* [SHORT EXERCISE]: From the entries below, extract every line that includes the word "Completion".
───── PROVIDED ENTRIES
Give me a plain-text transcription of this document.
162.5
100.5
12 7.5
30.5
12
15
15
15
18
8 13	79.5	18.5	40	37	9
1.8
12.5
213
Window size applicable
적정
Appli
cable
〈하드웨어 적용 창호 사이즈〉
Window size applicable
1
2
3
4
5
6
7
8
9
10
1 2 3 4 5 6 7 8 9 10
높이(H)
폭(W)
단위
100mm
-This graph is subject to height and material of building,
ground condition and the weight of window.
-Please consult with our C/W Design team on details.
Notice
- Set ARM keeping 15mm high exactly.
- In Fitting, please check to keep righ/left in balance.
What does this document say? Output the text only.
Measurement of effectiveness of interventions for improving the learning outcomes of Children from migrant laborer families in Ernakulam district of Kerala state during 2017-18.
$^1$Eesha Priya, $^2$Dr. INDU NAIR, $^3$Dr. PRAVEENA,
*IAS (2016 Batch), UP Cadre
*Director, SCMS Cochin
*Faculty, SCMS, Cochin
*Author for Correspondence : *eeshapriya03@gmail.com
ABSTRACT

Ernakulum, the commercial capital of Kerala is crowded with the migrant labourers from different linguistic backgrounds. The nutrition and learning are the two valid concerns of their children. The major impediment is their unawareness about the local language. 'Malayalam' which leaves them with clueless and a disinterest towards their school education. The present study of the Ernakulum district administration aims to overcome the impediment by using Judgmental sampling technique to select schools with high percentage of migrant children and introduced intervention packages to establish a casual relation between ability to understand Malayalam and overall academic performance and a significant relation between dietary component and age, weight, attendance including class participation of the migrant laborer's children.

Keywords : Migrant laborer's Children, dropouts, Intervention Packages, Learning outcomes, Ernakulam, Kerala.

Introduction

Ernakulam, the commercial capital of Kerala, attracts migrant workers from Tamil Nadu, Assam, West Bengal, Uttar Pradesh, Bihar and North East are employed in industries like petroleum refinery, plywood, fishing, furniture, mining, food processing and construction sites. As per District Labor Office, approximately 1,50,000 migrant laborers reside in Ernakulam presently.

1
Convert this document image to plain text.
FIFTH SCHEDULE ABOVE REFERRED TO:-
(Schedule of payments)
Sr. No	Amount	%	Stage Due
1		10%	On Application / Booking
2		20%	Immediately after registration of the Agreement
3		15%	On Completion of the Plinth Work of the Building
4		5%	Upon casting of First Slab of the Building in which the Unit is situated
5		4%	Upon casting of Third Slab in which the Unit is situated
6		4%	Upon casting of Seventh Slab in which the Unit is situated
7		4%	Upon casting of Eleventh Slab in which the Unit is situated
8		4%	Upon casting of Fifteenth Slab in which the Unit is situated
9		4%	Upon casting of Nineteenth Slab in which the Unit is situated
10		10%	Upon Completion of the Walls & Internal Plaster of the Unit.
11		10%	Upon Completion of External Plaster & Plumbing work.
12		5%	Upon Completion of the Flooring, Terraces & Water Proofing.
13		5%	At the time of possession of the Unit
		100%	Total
──────────
* [WRITTEN REPLY]:
3		15%	On Completion of the Plinth Work of the Building
10		10%	Upon Completion of the Walls & Internal Plaster of the Unit.
11		10%	Upon Completion of External Plaster & Plumbing work.
12		5%	Upon Completion of the Flooring, Terraces & Water Proofing.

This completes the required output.